Source data

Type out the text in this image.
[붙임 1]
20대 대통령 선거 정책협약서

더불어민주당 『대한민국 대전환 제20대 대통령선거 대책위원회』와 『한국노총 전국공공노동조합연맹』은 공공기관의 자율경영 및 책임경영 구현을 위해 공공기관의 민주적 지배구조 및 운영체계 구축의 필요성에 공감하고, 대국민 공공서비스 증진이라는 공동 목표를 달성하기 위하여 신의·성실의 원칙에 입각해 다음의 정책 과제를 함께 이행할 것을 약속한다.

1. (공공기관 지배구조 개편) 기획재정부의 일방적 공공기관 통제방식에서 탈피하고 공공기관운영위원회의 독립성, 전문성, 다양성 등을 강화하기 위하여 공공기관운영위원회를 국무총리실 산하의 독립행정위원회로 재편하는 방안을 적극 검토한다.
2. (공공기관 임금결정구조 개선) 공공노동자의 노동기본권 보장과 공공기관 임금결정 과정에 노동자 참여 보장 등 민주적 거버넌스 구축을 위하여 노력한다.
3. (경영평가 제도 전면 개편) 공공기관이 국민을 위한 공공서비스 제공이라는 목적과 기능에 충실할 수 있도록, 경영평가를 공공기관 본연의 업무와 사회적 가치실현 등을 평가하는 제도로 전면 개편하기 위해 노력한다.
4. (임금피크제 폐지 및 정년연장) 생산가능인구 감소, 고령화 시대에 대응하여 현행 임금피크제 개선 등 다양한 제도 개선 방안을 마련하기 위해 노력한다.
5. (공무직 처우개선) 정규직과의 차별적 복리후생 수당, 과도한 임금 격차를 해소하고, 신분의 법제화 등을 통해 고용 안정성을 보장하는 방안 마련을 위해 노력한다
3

DIRECTIONS. Copy each line above where the string "노력한다" occurs.

SOLUTION TO THIS EXERCISE.
2. (공공기관 임금결정구조 개선) 공공노동자의 노동기본권 보장과 공공기관 임금결정 과정에 노동자 참여 보장 등 민주적 거버넌스 구축을 위하여 노력한다.
3. (경영평가 제도 전면 개편) 공공기관이 국민을 위한 공공서비스 제공이라는 목적과 기능에 충실할 수 있도록, 경영평가를 공공기관 본연의 업무와 사회적 가치실현 등을 평가하는 제도로 전면 개편하기 위해 노력한다.
4. (임금피크제 폐지 및 정년연장) 생산가능인구 감소, 고령화 시대에 대응하여 현행 임금피크제 개선 등 다양한 제도 개선 방안을 마련하기 위해 노력한다.
5. (공무직 처우개선) 정규직과의 차별적 복리후생 수당, 과도한 임금 격차를 해소하고, 신분의 법제화 등을 통해 고용 안정성을 보장하는 방안 마련을 위해 노력한다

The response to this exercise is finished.